%%

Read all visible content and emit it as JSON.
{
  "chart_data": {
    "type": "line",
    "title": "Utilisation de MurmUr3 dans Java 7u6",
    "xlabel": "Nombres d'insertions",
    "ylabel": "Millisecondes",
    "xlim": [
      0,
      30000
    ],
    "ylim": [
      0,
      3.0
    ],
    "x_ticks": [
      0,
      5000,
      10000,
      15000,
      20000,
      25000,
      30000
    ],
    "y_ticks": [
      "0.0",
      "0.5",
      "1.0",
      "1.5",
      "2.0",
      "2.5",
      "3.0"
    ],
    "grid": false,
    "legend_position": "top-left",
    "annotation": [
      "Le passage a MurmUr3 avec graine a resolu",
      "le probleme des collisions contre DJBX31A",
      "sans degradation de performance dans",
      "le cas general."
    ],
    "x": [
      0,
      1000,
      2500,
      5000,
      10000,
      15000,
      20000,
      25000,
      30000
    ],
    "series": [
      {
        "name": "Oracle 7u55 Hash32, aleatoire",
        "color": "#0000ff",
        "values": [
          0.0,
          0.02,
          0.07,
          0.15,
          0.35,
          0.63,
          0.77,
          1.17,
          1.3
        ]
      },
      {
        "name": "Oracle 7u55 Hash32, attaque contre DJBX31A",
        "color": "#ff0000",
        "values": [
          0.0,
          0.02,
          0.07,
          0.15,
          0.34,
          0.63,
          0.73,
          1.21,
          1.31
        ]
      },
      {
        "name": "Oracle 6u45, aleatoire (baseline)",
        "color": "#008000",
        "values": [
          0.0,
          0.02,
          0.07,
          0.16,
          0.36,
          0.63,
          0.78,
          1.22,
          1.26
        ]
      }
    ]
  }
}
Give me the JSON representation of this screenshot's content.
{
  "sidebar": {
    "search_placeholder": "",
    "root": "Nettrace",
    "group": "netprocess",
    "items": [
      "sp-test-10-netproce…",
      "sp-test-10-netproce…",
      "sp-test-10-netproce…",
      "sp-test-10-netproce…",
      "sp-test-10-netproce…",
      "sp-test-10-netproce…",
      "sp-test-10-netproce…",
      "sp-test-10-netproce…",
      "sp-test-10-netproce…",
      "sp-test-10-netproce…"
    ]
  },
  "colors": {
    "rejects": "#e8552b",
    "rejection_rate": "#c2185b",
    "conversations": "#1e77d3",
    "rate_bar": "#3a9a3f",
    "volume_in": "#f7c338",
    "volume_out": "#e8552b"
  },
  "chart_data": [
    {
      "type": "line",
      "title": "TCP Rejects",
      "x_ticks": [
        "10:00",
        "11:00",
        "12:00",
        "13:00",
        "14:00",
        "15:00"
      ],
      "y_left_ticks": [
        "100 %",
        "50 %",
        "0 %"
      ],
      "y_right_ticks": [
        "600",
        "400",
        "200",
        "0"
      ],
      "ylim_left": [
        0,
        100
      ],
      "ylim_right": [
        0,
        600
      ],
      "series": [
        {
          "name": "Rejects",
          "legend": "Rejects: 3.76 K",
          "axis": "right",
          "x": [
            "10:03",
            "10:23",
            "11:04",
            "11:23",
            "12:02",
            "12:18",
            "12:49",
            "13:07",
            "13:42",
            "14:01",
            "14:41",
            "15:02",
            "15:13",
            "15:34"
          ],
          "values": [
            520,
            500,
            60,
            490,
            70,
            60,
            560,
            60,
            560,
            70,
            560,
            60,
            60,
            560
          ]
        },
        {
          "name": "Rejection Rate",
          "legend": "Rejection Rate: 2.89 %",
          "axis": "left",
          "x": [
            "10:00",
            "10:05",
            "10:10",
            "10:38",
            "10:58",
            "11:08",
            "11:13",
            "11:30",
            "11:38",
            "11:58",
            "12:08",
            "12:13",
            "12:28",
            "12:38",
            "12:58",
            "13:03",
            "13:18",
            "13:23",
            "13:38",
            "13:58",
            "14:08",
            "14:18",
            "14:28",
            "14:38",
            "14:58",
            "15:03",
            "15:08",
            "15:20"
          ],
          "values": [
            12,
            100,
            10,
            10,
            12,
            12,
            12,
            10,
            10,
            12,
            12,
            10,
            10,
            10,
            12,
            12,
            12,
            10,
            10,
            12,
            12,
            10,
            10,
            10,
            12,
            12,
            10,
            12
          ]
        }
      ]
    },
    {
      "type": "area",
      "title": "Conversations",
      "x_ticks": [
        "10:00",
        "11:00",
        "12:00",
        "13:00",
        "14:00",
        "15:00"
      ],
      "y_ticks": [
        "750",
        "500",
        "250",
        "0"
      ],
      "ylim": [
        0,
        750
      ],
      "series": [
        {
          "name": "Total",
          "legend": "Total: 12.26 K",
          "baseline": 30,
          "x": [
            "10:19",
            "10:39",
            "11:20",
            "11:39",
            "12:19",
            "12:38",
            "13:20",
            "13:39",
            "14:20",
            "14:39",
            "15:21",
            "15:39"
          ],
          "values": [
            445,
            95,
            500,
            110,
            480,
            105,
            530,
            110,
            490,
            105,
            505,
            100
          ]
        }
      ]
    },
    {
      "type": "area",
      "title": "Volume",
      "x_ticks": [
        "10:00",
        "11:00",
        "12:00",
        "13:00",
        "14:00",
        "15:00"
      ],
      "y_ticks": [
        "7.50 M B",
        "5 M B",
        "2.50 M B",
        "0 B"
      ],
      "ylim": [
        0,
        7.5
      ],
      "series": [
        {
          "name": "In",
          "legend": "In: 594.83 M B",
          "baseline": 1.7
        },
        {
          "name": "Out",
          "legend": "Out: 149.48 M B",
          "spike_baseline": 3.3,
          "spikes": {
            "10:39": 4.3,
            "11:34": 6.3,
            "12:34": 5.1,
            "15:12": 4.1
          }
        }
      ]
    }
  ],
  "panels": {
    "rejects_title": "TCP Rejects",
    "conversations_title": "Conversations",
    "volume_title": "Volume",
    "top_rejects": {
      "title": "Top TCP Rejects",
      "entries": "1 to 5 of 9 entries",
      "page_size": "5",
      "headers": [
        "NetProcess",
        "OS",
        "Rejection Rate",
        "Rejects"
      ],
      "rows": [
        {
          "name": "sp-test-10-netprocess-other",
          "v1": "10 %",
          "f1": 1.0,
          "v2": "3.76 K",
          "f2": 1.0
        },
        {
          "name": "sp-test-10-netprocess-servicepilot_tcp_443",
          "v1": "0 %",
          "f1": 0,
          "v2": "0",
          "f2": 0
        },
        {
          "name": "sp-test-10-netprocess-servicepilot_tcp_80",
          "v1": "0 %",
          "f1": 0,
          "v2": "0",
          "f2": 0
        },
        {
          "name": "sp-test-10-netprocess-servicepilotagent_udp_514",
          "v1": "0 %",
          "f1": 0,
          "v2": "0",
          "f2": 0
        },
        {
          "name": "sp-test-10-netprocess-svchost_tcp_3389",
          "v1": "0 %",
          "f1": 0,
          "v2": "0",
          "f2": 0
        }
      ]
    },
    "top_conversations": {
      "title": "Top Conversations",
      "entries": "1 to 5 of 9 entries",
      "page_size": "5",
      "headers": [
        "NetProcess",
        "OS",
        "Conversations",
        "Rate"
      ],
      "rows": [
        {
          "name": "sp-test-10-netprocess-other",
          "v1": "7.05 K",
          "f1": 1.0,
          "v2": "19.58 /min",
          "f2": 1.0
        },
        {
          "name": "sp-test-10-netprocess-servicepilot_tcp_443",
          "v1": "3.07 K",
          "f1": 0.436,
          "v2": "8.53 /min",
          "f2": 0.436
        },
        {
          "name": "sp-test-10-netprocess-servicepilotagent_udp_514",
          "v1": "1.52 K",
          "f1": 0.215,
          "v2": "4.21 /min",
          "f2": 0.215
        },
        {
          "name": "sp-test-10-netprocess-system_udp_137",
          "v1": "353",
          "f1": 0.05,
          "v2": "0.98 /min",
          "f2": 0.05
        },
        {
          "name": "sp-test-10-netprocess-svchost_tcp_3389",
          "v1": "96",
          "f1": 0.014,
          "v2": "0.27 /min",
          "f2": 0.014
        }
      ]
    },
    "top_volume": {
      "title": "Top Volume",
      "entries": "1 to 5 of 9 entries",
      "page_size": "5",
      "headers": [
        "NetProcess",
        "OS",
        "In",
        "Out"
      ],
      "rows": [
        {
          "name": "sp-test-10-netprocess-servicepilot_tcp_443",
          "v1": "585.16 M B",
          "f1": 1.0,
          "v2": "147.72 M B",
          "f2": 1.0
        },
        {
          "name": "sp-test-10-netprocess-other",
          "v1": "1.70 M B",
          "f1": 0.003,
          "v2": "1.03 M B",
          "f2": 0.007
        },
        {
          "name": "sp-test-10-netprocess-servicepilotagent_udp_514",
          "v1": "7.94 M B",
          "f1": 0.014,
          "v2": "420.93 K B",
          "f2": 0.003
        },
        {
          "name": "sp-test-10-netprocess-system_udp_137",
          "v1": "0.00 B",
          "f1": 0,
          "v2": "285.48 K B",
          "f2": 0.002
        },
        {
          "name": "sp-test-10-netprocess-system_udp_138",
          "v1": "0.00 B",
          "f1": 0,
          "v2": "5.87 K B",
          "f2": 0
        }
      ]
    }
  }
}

%%

The exercise - Search the records above for "type". Copy each line where it is found.

Complete output -
    "type": "line",
      "type": "line",
      "type": "area",
      "type": "area",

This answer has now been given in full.